## TASK
The entries that follow should be written out exactly.

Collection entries
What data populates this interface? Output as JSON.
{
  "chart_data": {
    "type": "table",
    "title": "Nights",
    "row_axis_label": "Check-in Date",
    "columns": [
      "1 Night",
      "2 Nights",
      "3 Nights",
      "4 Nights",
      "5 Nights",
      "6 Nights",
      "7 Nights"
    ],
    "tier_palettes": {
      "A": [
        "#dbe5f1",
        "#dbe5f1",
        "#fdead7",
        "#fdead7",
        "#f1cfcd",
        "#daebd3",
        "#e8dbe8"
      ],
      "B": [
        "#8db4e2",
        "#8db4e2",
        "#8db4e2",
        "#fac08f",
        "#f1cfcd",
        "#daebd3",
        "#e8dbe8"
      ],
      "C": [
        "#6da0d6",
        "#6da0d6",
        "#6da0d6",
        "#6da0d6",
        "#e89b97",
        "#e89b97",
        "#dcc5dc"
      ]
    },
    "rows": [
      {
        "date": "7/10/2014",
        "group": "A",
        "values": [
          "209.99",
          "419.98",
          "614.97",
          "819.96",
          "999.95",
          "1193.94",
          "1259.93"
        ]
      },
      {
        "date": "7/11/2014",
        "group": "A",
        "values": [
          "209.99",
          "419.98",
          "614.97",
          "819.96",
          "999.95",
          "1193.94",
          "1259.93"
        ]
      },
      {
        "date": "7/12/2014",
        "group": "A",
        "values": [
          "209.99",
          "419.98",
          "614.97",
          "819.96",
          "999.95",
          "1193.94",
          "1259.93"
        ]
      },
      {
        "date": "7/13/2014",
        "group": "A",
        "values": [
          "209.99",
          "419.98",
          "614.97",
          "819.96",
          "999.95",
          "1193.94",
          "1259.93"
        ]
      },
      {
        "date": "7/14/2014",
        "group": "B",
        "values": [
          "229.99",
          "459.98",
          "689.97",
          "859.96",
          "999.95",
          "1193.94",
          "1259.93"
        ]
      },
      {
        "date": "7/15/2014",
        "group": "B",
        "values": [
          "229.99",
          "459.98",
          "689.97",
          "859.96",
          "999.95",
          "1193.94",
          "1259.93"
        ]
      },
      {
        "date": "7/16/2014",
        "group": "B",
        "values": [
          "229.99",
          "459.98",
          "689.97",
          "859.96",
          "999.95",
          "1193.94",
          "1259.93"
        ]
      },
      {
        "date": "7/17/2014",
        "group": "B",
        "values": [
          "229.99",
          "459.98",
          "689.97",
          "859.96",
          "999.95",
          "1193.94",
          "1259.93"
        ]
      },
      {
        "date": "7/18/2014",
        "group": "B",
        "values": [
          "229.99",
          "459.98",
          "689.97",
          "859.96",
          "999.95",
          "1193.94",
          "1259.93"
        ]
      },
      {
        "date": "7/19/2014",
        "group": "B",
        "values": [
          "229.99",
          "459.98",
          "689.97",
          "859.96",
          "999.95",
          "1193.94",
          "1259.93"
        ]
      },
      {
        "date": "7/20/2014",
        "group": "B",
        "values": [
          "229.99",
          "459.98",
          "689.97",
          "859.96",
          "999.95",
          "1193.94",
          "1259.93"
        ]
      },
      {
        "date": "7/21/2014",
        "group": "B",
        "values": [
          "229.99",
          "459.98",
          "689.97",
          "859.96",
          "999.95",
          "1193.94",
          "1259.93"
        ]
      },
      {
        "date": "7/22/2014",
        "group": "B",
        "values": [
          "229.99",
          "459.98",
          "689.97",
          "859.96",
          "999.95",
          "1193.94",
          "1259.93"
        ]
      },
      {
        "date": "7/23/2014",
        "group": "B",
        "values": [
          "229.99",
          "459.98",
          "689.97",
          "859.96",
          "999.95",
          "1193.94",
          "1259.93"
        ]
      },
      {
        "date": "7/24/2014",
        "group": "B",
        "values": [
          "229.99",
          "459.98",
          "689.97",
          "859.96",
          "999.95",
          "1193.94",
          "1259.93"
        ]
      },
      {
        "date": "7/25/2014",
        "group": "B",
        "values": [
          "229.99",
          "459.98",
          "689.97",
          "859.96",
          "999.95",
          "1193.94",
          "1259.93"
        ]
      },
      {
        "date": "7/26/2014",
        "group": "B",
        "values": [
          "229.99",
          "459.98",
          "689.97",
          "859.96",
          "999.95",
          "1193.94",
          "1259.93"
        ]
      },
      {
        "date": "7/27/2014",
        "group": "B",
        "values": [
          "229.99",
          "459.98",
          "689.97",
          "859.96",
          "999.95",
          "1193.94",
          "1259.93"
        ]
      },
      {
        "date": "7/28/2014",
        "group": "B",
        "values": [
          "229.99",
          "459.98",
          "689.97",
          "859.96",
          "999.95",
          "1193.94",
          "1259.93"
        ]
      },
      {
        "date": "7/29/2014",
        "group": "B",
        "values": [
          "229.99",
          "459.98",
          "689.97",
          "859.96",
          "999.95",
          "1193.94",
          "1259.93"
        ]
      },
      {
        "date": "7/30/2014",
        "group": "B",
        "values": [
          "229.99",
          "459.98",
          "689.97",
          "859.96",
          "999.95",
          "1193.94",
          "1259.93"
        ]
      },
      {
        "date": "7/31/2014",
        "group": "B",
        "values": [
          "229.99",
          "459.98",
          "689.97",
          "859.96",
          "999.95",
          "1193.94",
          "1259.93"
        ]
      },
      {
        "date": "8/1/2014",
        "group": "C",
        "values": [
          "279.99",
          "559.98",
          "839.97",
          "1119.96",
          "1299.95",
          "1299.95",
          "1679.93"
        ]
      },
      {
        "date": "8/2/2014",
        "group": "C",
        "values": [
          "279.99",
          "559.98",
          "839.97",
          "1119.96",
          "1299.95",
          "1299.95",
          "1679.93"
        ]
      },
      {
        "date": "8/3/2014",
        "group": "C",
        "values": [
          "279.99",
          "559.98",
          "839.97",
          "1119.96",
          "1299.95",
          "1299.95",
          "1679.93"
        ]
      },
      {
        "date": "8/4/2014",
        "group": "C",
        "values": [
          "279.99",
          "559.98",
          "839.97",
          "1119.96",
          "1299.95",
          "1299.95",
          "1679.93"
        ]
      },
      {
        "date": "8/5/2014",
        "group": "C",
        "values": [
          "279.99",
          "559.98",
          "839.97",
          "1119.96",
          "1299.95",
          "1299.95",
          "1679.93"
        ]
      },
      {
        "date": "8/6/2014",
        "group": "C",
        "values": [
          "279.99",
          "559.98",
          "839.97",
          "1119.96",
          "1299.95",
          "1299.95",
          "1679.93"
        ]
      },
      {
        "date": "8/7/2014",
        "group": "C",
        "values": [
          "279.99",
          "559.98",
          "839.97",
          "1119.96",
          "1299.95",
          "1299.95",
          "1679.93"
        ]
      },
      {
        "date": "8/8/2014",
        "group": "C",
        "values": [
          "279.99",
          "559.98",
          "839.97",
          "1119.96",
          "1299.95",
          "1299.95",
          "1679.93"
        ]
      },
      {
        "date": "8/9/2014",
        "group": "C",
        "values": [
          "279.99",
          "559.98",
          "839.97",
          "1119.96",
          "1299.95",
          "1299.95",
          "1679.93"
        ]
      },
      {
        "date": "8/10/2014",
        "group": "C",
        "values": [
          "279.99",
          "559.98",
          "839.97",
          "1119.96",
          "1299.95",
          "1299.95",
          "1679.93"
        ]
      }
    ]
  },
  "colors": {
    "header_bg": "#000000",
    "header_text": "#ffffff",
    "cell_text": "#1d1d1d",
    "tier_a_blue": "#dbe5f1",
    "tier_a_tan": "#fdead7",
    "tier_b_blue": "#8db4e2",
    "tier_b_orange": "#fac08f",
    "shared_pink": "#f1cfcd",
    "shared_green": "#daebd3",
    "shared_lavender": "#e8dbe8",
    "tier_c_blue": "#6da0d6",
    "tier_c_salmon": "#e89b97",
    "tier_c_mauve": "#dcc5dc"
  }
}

## THE OUTPUT
What data populates this interface? Output as JSON.
{
  "chart_data": {
    "type": "table",
    "title": "Nights",
    "row_axis_label": "Check-in Date",
    "columns": [
      "1 Night",
      "2 Nights",
      "3 Nights",
      "4 Nights",
      "5 Nights",
      "6 Nights",
      "7 Nights"
    ],
    "tier_palettes": {
      "A": [
        "#dbe5f1",
        "#dbe5f1",
        "#fdead7",
        "#fdead7",
        "#f1cfcd",
        "#daebd3",
        "#e8dbe8"
      ],
      "B": [
        "#8db4e2",
        "#8db4e2",
        "#8db4e2",
        "#fac08f",
        "#f1cfcd",
        "#daebd3",
        "#e8dbe8"
      ],
      "C": [
        "#6da0d6",
        "#6da0d6",
        "#6da0d6",
        "#6da0d6",
        "#e89b97",
        "#e89b97",
        "#dcc5dc"
      ]
    },
    "rows": [
      {
        "date": "7/10/2014",
        "group": "A",
        "values": [
          "209.99",
          "419.98",
          "614.97",
          "819.96",
          "999.95",
          "1193.94",
          "1259.93"
        ]
      },
      {
        "date": "7/11/2014",
        "group": "A",
        "values": [
          "209.99",
          "419.98",
          "614.97",
          "819.96",
          "999.95",
          "1193.94",
          "1259.93"
        ]
      },
      {
        "date": "7/12/2014",
        "group": "A",
        "values": [
          "209.99",
          "419.98",
          "614.97",
          "819.96",
          "999.95",
          "1193.94",
          "1259.93"
        ]
      },
      {
        "date": "7/13/2014",
        "group": "A",
        "values": [
          "209.99",
          "419.98",
          "614.97",
          "819.96",
          "999.95",
          "1193.94",
          "1259.93"
        ]
      },
      {
        "date": "7/14/2014",
        "group": "B",
        "values": [
          "229.99",
          "459.98",
          "689.97",
          "859.96",
          "999.95",
          "1193.94",
          "1259.93"
        ]
      },
      {
        "date": "7/15/2014",
        "group": "B",
        "values": [
          "229.99",
          "459.98",
          "689.97",
          "859.96",
          "999.95",
          "1193.94",
          "1259.93"
        ]
      },
      {
        "date": "7/16/2014",
        "group": "B",
        "values": [
          "229.99",
          "459.98",
          "689.97",
          "859.96",
          "999.95",
          "1193.94",
          "1259.93"
        ]
      },
      {
        "date": "7/17/2014",
        "group": "B",
        "values": [
          "229.99",
          "459.98",
          "689.97",
          "859.96",
          "999.95",
          "1193.94",
          "1259.93"
        ]
      },
      {
        "date": "7/18/2014",
        "group": "B",
        "values": [
          "229.99",
          "459.98",
          "689.97",
          "859.96",
          "999.95",
          "1193.94",
          "1259.93"
        ]
      },
      {
        "date": "7/19/2014",
        "group": "B",
        "values": [
          "229.99",
          "459.98",
          "689.97",
          "859.96",
          "999.95",
          "1193.94",
          "1259.93"
        ]
      },
      {
        "date": "7/20/2014",
        "group": "B",
        "values": [
          "229.99",
          "459.98",
          "689.97",
          "859.96",
          "999.95",
          "1193.94",
          "1259.93"
        ]
      },
      {
        "date": "7/21/2014",
        "group": "B",
        "values": [
          "229.99",
          "459.98",
          "689.97",
          "859.96",
          "999.95",
          "1193.94",
          "1259.93"
        ]
      },
      {
        "date": "7/22/2014",
        "group": "B",
        "values": [
          "229.99",
          "459.98",
          "689.97",
          "859.96",
          "999.95",
          "1193.94",
          "1259.93"
        ]
      },
      {
        "date": "7/23/2014",
        "group": "B",
        "values": [
          "229.99",
          "459.98",
          "689.97",
          "859.96",
          "999.95",
          "1193.94",
          "1259.93"
        ]
      },
      {
        "date": "7/24/2014",
        "group": "B",
        "values": [
          "229.99",
          "459.98",
          "689.97",
          "859.96",
          "999.95",
          "1193.94",
          "1259.93"
        ]
      },
      {
        "date": "7/25/2014",
        "group": "B",
        "values": [
          "229.99",
          "459.98",
          "689.97",
          "859.96",
          "999.95",
          "1193.94",
          "1259.93"
        ]
      },
      {
        "date": "7/26/2014",
        "group": "B",
        "values": [
          "229.99",
          "459.98",
          "689.97",
          "859.96",
          "999.95",
          "1193.94",
          "1259.93"
        ]
      },
      {
        "date": "7/27/2014",
        "group": "B",
        "values": [
          "229.99",
          "459.98",
          "689.97",
          "859.96",
          "999.95",
          "1193.94",
          "1259.93"
        ]
      },
      {
        "date": "7/28/2014",
        "group": "B",
        "values": [
          "229.99",
          "459.98",
          "689.97",
          "859.96",
          "999.95",
          "1193.94",
          "1259.93"
        ]
      },
      {
        "date": "7/29/2014",
        "group": "B",
        "values": [
          "229.99",
          "459.98",
          "689.97",
          "859.96",
          "999.95",
          "1193.94",
          "1259.93"
        ]
      },
      {
        "date": "7/30/2014",
        "group": "B",
        "values": [
          "229.99",
          "459.98",
          "689.97",
          "859.96",
          "999.95",
          "1193.94",
          "1259.93"
        ]
      },
      {
        "date": "7/31/2014",
        "group": "B",
        "values": [
          "229.99",
          "459.98",
          "689.97",
          "859.96",
          "999.95",
          "1193.94",
          "1259.93"
        ]
      },
      {
        "date": "8/1/2014",
        "group": "C",
        "values": [
          "279.99",
          "559.98",
          "839.97",
          "1119.96",
          "1299.95",
          "1299.95",
          "1679.93"
        ]
      },
      {
        "date": "8/2/2014",
        "group": "C",
        "values": [
          "279.99",
          "559.98",
          "839.97",
          "1119.96",
          "1299.95",
          "1299.95",
          "1679.93"
        ]
      },
      {
        "date": "8/3/2014",
        "group": "C",
        "values": [
          "279.99",
          "559.98",
          "839.97",
          "1119.96",
          "1299.95",
          "1299.95",
          "1679.93"
        ]
      },
      {
        "date": "8/4/2014",
        "group": "C",
        "values": [
          "279.99",
          "559.98",
          "839.97",
          "1119.96",
          "1299.95",
          "1299.95",
          "1679.93"
        ]
      },
      {
        "date": "8/5/2014",
        "group": "C",
        "values": [
          "279.99",
          "559.98",
          "839.97",
          "1119.96",
          "1299.95",
          "1299.95",
          "1679.93"
        ]
      },
      {
        "date": "8/6/2014",
        "group": "C",
        "values": [
          "279.99",
          "559.98",
          "839.97",
          "1119.96",
          "1299.95",
          "1299.95",
          "1679.93"
        ]
      },
      {
        "date": "8/7/2014",
        "group": "C",
        "values": [
          "279.99",
          "559.98",
          "839.97",
          "1119.96",
          "1299.95",
          "1299.95",
          "1679.93"
        ]
      },
      {
        "date": "8/8/2014",
        "group": "C",
        "values": [
          "279.99",
          "559.98",
          "839.97",
          "1119.96",
          "1299.95",
          "1299.95",
          "1679.93"
        ]
      },
      {
        "date": "8/9/2014",
        "group": "C",
        "values": [
          "279.99",
          "559.98",
          "839.97",
          "1119.96",
          "1299.95",
          "1299.95",
          "1679.93"
        ]
      },
      {
        "date": "8/10/2014",
        "group": "C",
        "values": [
          "279.99",
          "559.98",
          "839.97",
          "1119.96",
          "1299.95",
          "1299.95",
          "1679.93"
        ]
      }
    ]
  },
  "colors": {
    "header_bg": "#000000",
    "header_text": "#ffffff",
    "cell_text": "#1d1d1d",
    "tier_a_blue": "#dbe5f1",
    "tier_a_tan": "#fdead7",
    "tier_b_blue": "#8db4e2",
    "tier_b_orange": "#fac08f",
    "shared_pink": "#f1cfcd",
    "shared_green": "#daebd3",
    "shared_lavender": "#e8dbe8",
    "tier_c_blue": "#6da0d6",
    "tier_c_salmon": "#e89b97",
    "tier_c_mauve": "#dcc5dc"
  }
}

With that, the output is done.